PROBLEM DETAILS:
Copy down every line where the string "систем" shows up.
((
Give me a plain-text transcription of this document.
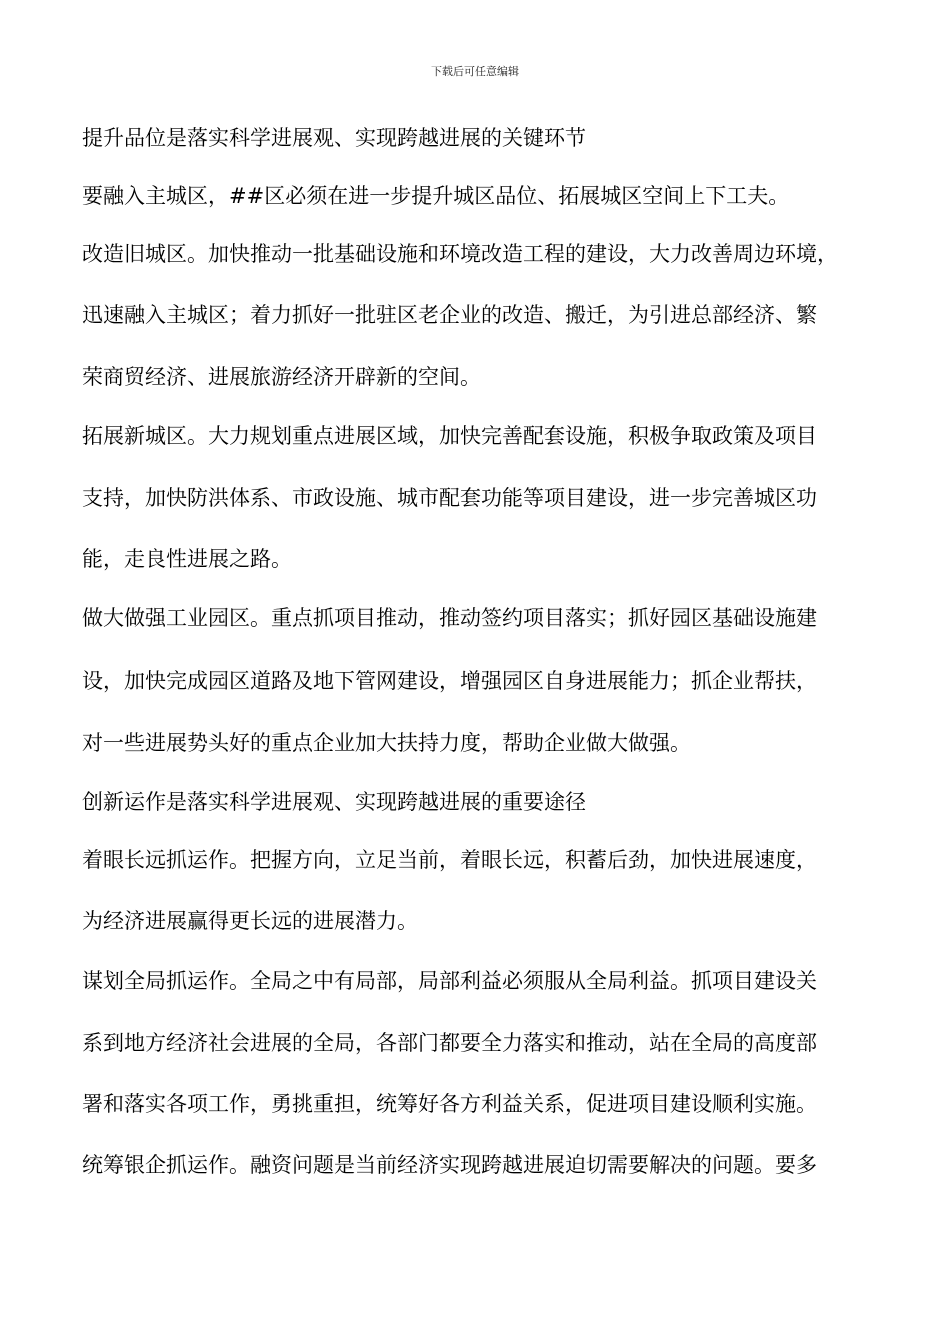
下载后可任意编辑
提升品位是落实科学进展观、实现跨越进展的关键环节
要融入主城区，##区必须在进一步提升城区品位、拓展城区空间上下工夫。
改造旧城区。加快推动一批基础设施和环境改造工程的建设，大力改善周边环境，
迅速融入主城区；着力抓好一批驻区老企业的改造、搬迁，为引进总部经济、繁
荣商贸经济、进展旅游经济开辟新的空间。
拓展新城区。大力规划重点进展区域，加快完善配套设施，积极争取政策及项目
支持，加快防洪体系、市政设施、城市配套功能等项目建设，进一步完善城区功
能，走良性进展之路。
做大做强工业园区。重点抓项目推动，推动签约项目落实；抓好园区基础设施建
设，加快完成园区道路及地下管网建设，增强园区自身进展能力；抓企业帮扶，
对一些进展势头好的重点企业加大扶持力度，帮助企业做大做强。
创新运作是落实科学进展观、实现跨越进展的重要途径
着眼长远抓运作。把握方向，立足当前，着眼长远，积蓄后劲，加快进展速度，
为经济进展赢得更长远的进展潜力。
谋划全局抓运作。全局之中有局部，局部利益必须服从全局利益。抓项目建设关
系到地方经济社会进展的全局，各部门都要全力落实和推动，站在全局的高度部
署和落实各项工作，勇挑重担，统筹好各方利益关系，促进项目建设顺利实施。
统筹银企抓运作。融资问题是当前经济实现跨越进展迫切需要解决的问题。要多
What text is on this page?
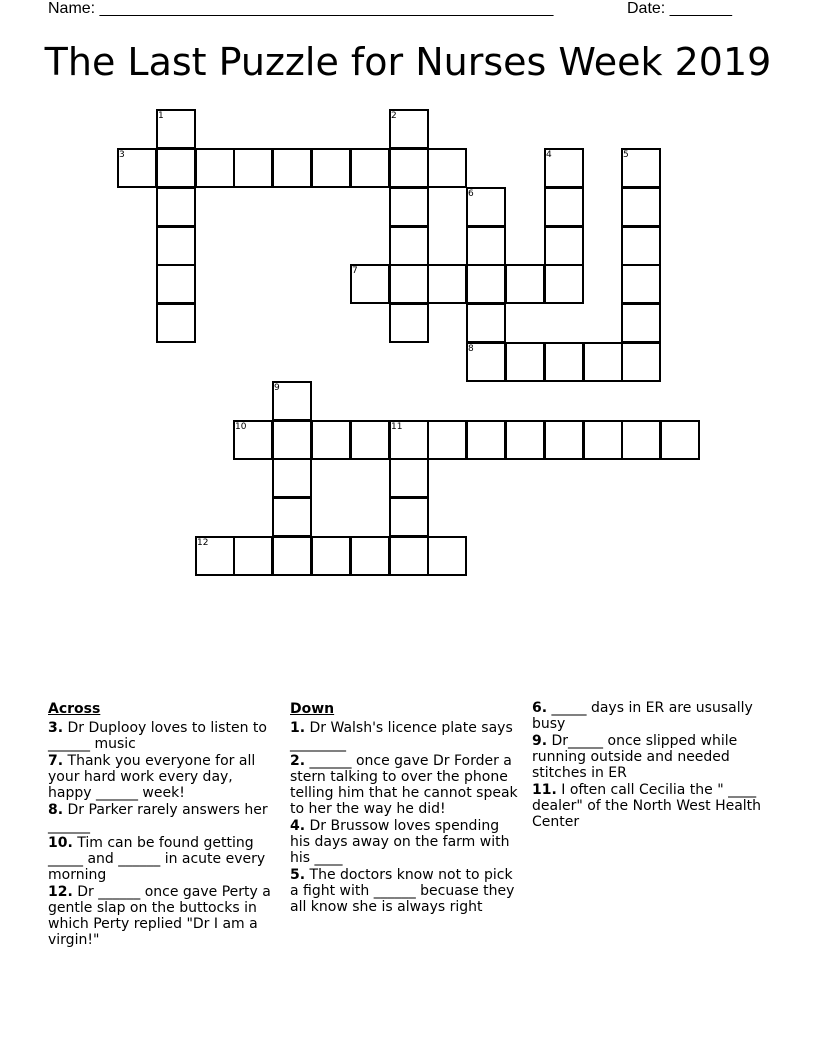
Name: ___________________________________________________	Date: _______
The Last Puzzle for Nurses Week 2019
1	2
3	4	5
6
7
8
9
10	11
12
Across
3. Dr Duplooy loves to listen to ______ music
7. Thank you everyone for all your hard work every day, happy ______ week!
8. Dr Parker rarely answers her ______
10. Tim can be found getting _____ and ______ in acute every morning
12. Dr ______ once gave Perty a gentle slap on the buttocks in which Perty replied "Dr I am a virgin!"
Down
1. Dr Walsh's licence plate says ________
2. ______ once gave Dr Forder a stern talking to over the phone telling him that he cannot speak to her the way he did!
4. Dr Brussow loves spending his days away on the farm with his ____
5. The doctors know not to pick a fight with ______ becuase they all know she is always right
6. _____ days in ER are ususally busy
9. Dr_____ once slipped while running outside and needed stitches in ER
11. I often call Cecilia the " ____ dealer" of the North West Health Center
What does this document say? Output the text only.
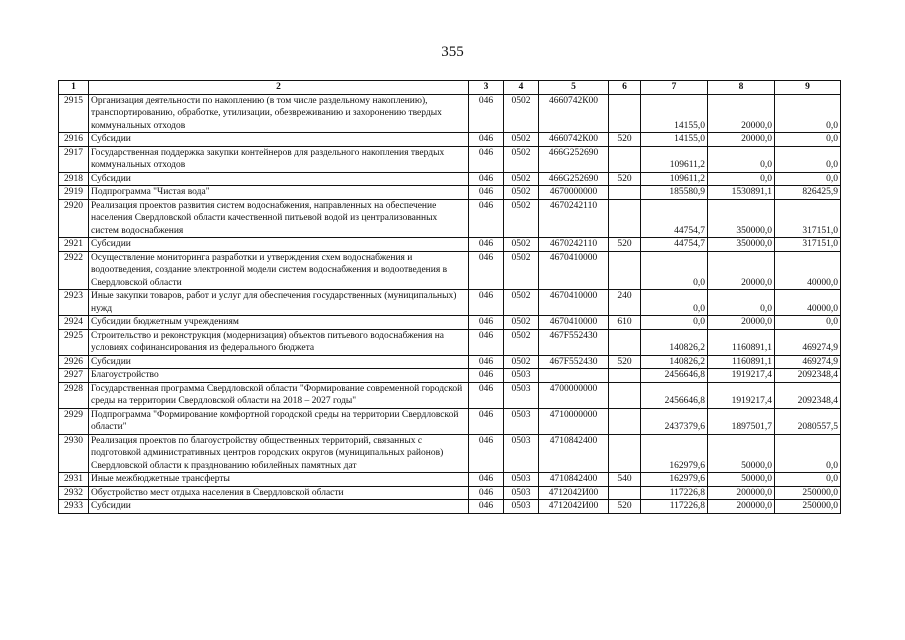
355
1	2	3	4	5	6	7	8	9
2915	Организация деятельности по накоплению (в том числе раздельному накоплению), транспортированию, обработке, утилизации, обезвреживанию и захоронению твердых коммунальных отходов	046	0502	4660742К00		14155,0	20000,0	0,0
2916	Субсидии	046	0502	4660742К00	520	14155,0	20000,0	0,0
2917	Государственная поддержка закупки контейнеров для раздельного накопления твердых коммунальных отходов	046	0502	466G252690		109611,2	0,0	0,0
2918	Субсидии	046	0502	466G252690	520	109611,2	0,0	0,0
2919	Подпрограмма "Чистая вода"	046	0502	4670000000		185580,9	1530891,1	826425,9
2920	Реализация проектов развития систем водоснабжения, направленных на обеспечение населения Свердловской области качественной питьевой водой из централизованных систем водоснабжения	046	0502	4670242110		44754,7	350000,0	317151,0
2921	Субсидии	046	0502	4670242110	520	44754,7	350000,0	317151,0
2922	Осуществление мониторинга разработки и утверждения схем водоснабжения и водоотведения, создание электронной модели систем водоснабжения и водоотведения в Свердловской области	046	0502	4670410000		0,0	20000,0	40000,0
2923	Иные закупки товаров, работ и услуг для обеспечения государственных (муниципальных) нужд	046	0502	4670410000	240	0,0	0,0	40000,0
2924	Субсидии бюджетным учреждениям	046	0502	4670410000	610	0,0	20000,0	0,0
2925	Строительство и реконструкция (модернизация) объектов питьевого водоснабжения на условиях софинансирования из федерального бюджета	046	0502	467F552430		140826,2	1160891,1	469274,9
2926	Субсидии	046	0502	467F552430	520	140826,2	1160891,1	469274,9
2927	Благоустройство	046	0503			2456646,8	1919217,4	2092348,4
2928	Государственная программа Свердловской области "Формирование современной городской среды на территории Свердловской области на 2018 – 2027 годы"	046	0503	4700000000		2456646,8	1919217,4	2092348,4
2929	Подпрограмма "Формирование комфортной городской среды на территории Свердловской области"	046	0503	4710000000		2437379,6	1897501,7	2080557,5
2930	Реализация проектов по благоустройству общественных территорий, связанных с подготовкой административных центров городских округов (муниципальных районов) Свердловской области к празднованию юбилейных памятных дат	046	0503	4710842400		162979,6	50000,0	0,0
2931	Иные межбюджетные трансферты	046	0503	4710842400	540	162979,6	50000,0	0,0
2932	Обустройство мест отдыха населения в Свердловской области	046	0503	4712042И00		117226,8	200000,0	250000,0
2933	Субсидии	046	0503	4712042И00	520	117226,8	200000,0	250000,0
))
WRITTEN RESPONSE:
2920	Реализация проектов развития систем водоснабжения, направленных на обеспечение населения Свердловской области качественной питьевой водой из централизованных систем водоснабжения	046	0502	4670242110		44754,7	350000,0	317151,0
2922	Осуществление мониторинга разработки и утверждения схем водоснабжения и водоотведения, создание электронной модели систем водоснабжения и водоотведения в Свердловской области	046	0502	4670410000		0,0	20000,0	40000,0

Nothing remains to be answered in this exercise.